Copy each line that holds "пациентов".

• Extracted information:
^^^^^^^^
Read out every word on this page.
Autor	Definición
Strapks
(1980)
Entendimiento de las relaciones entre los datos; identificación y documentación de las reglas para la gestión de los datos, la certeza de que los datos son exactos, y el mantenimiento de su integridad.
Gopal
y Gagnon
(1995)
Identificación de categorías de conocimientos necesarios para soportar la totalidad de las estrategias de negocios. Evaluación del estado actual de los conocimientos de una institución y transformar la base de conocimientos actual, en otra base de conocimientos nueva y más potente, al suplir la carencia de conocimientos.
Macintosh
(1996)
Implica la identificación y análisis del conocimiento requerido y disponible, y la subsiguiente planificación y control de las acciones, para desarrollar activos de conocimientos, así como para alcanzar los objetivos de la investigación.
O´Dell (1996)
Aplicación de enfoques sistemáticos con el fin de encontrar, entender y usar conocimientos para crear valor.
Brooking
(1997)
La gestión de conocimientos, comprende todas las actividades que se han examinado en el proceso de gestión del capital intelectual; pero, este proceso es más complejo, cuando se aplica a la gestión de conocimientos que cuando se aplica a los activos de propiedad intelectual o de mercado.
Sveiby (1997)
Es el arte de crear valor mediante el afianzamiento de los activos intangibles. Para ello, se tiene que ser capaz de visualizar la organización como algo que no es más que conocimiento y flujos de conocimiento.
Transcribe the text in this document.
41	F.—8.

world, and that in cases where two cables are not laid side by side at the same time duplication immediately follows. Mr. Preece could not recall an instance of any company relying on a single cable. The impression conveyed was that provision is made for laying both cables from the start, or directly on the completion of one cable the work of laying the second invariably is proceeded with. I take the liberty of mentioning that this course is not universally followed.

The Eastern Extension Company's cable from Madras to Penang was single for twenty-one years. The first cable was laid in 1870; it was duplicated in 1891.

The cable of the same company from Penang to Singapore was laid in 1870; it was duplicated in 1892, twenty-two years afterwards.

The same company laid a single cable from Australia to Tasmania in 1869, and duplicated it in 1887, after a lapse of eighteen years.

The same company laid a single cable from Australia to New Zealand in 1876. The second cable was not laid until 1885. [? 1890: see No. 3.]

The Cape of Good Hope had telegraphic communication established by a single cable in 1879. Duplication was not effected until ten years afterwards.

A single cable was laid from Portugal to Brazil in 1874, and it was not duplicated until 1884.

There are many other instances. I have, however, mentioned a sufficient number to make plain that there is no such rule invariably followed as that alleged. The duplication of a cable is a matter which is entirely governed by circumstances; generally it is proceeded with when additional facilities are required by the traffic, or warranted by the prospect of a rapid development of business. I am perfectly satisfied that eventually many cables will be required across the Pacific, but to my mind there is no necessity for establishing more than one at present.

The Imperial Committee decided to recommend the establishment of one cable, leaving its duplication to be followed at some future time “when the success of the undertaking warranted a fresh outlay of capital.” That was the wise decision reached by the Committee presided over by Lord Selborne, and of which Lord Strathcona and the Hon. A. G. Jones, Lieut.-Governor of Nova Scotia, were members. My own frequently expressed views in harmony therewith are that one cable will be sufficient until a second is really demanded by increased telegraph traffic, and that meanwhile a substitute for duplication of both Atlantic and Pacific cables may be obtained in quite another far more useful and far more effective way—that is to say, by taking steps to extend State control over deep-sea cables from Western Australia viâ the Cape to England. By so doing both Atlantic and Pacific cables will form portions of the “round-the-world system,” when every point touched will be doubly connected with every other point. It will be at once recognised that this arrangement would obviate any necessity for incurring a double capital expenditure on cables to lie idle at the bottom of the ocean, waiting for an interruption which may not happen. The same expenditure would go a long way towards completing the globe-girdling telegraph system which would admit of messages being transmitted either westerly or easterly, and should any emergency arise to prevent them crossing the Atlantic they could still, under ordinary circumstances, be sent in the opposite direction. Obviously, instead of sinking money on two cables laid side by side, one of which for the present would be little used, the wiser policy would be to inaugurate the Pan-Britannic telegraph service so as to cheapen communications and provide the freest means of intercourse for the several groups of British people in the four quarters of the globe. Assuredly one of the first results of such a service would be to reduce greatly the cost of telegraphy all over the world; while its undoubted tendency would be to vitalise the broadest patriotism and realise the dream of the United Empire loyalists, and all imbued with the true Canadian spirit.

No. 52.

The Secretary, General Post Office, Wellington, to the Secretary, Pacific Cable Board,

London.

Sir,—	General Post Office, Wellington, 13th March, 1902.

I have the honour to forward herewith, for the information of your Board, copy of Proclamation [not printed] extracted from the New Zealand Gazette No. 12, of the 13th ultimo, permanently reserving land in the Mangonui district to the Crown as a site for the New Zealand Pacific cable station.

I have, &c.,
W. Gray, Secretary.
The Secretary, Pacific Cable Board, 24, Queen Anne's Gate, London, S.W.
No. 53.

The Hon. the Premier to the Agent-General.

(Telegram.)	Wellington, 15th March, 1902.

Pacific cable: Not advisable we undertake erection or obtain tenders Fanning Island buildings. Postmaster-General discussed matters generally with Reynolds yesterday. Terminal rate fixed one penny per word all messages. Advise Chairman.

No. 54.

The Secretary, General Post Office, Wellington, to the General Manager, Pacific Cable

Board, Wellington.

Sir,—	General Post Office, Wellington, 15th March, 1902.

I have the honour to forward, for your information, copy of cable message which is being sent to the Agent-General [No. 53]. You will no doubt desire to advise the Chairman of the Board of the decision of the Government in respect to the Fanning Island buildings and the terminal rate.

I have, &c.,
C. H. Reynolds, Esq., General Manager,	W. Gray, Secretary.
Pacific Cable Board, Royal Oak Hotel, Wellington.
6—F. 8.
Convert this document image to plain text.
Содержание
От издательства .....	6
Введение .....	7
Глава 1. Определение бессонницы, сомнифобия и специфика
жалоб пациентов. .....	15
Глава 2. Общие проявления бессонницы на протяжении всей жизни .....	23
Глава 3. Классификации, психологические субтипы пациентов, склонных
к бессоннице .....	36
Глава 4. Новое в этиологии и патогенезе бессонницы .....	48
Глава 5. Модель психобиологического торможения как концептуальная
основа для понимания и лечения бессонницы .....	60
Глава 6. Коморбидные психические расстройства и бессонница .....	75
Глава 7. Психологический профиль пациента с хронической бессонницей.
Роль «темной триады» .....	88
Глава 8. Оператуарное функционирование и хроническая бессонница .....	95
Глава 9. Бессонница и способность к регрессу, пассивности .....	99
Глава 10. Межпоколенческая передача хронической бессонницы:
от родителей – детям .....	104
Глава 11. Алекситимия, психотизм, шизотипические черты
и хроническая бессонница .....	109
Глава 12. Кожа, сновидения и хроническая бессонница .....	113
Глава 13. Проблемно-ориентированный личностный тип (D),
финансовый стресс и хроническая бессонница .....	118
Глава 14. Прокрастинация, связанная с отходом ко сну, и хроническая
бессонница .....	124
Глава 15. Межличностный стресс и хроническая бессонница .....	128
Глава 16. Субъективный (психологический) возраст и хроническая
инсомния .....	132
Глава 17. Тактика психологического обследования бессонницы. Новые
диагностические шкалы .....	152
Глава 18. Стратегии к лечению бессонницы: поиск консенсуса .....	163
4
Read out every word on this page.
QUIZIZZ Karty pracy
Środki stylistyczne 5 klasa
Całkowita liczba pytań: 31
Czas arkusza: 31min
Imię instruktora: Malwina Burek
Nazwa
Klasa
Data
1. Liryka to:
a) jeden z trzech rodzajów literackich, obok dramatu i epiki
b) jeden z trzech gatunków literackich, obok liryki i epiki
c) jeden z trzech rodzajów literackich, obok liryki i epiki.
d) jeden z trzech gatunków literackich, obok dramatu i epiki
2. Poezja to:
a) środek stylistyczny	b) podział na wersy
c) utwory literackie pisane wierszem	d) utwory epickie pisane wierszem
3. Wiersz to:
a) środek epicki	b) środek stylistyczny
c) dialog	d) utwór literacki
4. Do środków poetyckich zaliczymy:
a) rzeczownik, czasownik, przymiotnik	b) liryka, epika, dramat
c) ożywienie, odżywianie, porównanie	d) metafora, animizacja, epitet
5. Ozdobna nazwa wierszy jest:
^^^^^^^^
• Answer below:
жалоб пациентов. .....	15
Глава 3. Классификации, психологические субтипы пациентов, склонных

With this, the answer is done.